___ Supplied material

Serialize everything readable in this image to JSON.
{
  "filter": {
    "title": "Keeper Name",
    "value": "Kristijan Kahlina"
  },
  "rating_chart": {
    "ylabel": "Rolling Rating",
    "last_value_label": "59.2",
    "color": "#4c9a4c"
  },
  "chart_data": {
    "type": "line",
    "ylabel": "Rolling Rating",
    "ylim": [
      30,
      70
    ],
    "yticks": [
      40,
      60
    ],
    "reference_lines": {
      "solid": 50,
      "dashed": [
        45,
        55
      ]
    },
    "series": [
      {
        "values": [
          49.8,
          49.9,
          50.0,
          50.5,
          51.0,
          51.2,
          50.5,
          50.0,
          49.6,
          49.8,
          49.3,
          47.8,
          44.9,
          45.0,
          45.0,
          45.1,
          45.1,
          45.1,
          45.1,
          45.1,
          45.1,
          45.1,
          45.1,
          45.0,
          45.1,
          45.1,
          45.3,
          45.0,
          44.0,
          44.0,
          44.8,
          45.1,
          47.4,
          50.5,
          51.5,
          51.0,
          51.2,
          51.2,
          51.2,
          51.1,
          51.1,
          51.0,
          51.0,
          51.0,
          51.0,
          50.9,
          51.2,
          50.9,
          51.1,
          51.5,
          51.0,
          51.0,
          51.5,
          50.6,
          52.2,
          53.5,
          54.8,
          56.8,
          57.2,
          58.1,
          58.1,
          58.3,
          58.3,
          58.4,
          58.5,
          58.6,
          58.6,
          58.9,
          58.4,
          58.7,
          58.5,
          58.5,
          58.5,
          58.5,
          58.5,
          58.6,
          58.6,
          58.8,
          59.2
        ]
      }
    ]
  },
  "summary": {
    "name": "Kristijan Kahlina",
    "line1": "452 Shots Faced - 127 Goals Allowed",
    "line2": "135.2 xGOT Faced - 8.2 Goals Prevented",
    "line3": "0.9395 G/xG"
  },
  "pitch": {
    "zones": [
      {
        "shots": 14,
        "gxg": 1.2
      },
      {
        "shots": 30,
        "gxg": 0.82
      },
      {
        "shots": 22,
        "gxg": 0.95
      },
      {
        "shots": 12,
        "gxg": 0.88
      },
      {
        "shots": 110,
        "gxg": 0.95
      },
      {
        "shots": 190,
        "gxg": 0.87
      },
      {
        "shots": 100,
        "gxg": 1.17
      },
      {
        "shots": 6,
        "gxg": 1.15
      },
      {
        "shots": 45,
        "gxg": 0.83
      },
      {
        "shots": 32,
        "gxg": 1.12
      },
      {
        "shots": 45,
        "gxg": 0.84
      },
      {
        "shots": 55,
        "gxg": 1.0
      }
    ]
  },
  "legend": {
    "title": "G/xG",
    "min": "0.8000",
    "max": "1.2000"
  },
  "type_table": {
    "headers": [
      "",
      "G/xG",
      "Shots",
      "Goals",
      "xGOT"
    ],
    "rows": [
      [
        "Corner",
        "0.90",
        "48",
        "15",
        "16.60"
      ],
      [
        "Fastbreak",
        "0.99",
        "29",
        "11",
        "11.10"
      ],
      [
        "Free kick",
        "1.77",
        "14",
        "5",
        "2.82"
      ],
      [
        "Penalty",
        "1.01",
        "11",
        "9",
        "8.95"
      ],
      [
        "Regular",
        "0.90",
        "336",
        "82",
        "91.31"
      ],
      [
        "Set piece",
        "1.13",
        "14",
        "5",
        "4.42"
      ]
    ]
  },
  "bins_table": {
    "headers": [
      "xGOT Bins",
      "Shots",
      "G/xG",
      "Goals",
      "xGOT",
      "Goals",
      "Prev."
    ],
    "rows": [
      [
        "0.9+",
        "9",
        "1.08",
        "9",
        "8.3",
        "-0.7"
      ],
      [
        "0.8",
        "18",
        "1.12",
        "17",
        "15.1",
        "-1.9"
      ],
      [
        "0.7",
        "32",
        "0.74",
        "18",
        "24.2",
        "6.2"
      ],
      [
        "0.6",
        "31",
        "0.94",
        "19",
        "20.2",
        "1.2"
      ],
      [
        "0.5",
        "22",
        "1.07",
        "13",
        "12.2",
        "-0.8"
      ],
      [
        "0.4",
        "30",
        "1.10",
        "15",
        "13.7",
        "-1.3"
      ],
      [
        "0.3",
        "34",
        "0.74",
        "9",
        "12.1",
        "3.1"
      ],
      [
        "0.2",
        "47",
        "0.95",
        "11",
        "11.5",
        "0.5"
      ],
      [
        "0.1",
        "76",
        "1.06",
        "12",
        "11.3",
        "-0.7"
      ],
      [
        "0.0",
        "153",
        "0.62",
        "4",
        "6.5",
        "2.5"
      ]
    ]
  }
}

______

● Problem description: Reproduce all of the entries word for word.

● Complete answer:
Serialize everything readable in this image to JSON.
{
  "filter": {
    "title": "Keeper Name",
    "value": "Kristijan Kahlina"
  },
  "rating_chart": {
    "ylabel": "Rolling Rating",
    "last_value_label": "59.2",
    "color": "#4c9a4c"
  },
  "chart_data": {
    "type": "line",
    "ylabel": "Rolling Rating",
    "ylim": [
      30,
      70
    ],
    "yticks": [
      40,
      60
    ],
    "reference_lines": {
      "solid": 50,
      "dashed": [
        45,
        55
      ]
    },
    "series": [
      {
        "values": [
          49.8,
          49.9,
          50.0,
          50.5,
          51.0,
          51.2,
          50.5,
          50.0,
          49.6,
          49.8,
          49.3,
          47.8,
          44.9,
          45.0,
          45.0,
          45.1,
          45.1,
          45.1,
          45.1,
          45.1,
          45.1,
          45.1,
          45.1,
          45.0,
          45.1,
          45.1,
          45.3,
          45.0,
          44.0,
          44.0,
          44.8,
          45.1,
          47.4,
          50.5,
          51.5,
          51.0,
          51.2,
          51.2,
          51.2,
          51.1,
          51.1,
          51.0,
          51.0,
          51.0,
          51.0,
          50.9,
          51.2,
          50.9,
          51.1,
          51.5,
          51.0,
          51.0,
          51.5,
          50.6,
          52.2,
          53.5,
          54.8,
          56.8,
          57.2,
          58.1,
          58.1,
          58.3,
          58.3,
          58.4,
          58.5,
          58.6,
          58.6,
          58.9,
          58.4,
          58.7,
          58.5,
          58.5,
          58.5,
          58.5,
          58.5,
          58.6,
          58.6,
          58.8,
          59.2
        ]
      }
    ]
  },
  "summary": {
    "name": "Kristijan Kahlina",
    "line1": "452 Shots Faced - 127 Goals Allowed",
    "line2": "135.2 xGOT Faced - 8.2 Goals Prevented",
    "line3": "0.9395 G/xG"
  },
  "pitch": {
    "zones": [
      {
        "shots": 14,
        "gxg": 1.2
      },
      {
        "shots": 30,
        "gxg": 0.82
      },
      {
        "shots": 22,
        "gxg": 0.95
      },
      {
        "shots": 12,
        "gxg": 0.88
      },
      {
        "shots": 110,
        "gxg": 0.95
      },
      {
        "shots": 190,
        "gxg": 0.87
      },
      {
        "shots": 100,
        "gxg": 1.17
      },
      {
        "shots": 6,
        "gxg": 1.15
      },
      {
        "shots": 45,
        "gxg": 0.83
      },
      {
        "shots": 32,
        "gxg": 1.12
      },
      {
        "shots": 45,
        "gxg": 0.84
      },
      {
        "shots": 55,
        "gxg": 1.0
      }
    ]
  },
  "legend": {
    "title": "G/xG",
    "min": "0.8000",
    "max": "1.2000"
  },
  "type_table": {
    "headers": [
      "",
      "G/xG",
      "Shots",
      "Goals",
      "xGOT"
    ],
    "rows": [
      [
        "Corner",
        "0.90",
        "48",
        "15",
        "16.60"
      ],
      [
        "Fastbreak",
        "0.99",
        "29",
        "11",
        "11.10"
      ],
      [
        "Free kick",
        "1.77",
        "14",
        "5",
        "2.82"
      ],
      [
        "Penalty",
        "1.01",
        "11",
        "9",
        "8.95"
      ],
      [
        "Regular",
        "0.90",
        "336",
        "82",
        "91.31"
      ],
      [
        "Set piece",
        "1.13",
        "14",
        "5",
        "4.42"
      ]
    ]
  },
  "bins_table": {
    "headers": [
      "xGOT Bins",
      "Shots",
      "G/xG",
      "Goals",
      "xGOT",
      "Goals",
      "Prev."
    ],
    "rows": [
      [
        "0.9+",
        "9",
        "1.08",
        "9",
        "8.3",
        "-0.7"
      ],
      [
        "0.8",
        "18",
        "1.12",
        "17",
        "15.1",
        "-1.9"
      ],
      [
        "0.7",
        "32",
        "0.74",
        "18",
        "24.2",
        "6.2"
      ],
      [
        "0.6",
        "31",
        "0.94",
        "19",
        "20.2",
        "1.2"
      ],
      [
        "0.5",
        "22",
        "1.07",
        "13",
        "12.2",
        "-0.8"
      ],
      [
        "0.4",
        "30",
        "1.10",
        "15",
        "13.7",
        "-1.3"
      ],
      [
        "0.3",
        "34",
        "0.74",
        "9",
        "12.1",
        "3.1"
      ],
      [
        "0.2",
        "47",
        "0.95",
        "11",
        "11.5",
        "0.5"
      ],
      [
        "0.1",
        "76",
        "1.06",
        "12",
        "11.3",
        "-0.7"
      ],
      [
        "0.0",
        "153",
        "0.62",
        "4",
        "6.5",
        "2.5"
      ]
    ]
  }
}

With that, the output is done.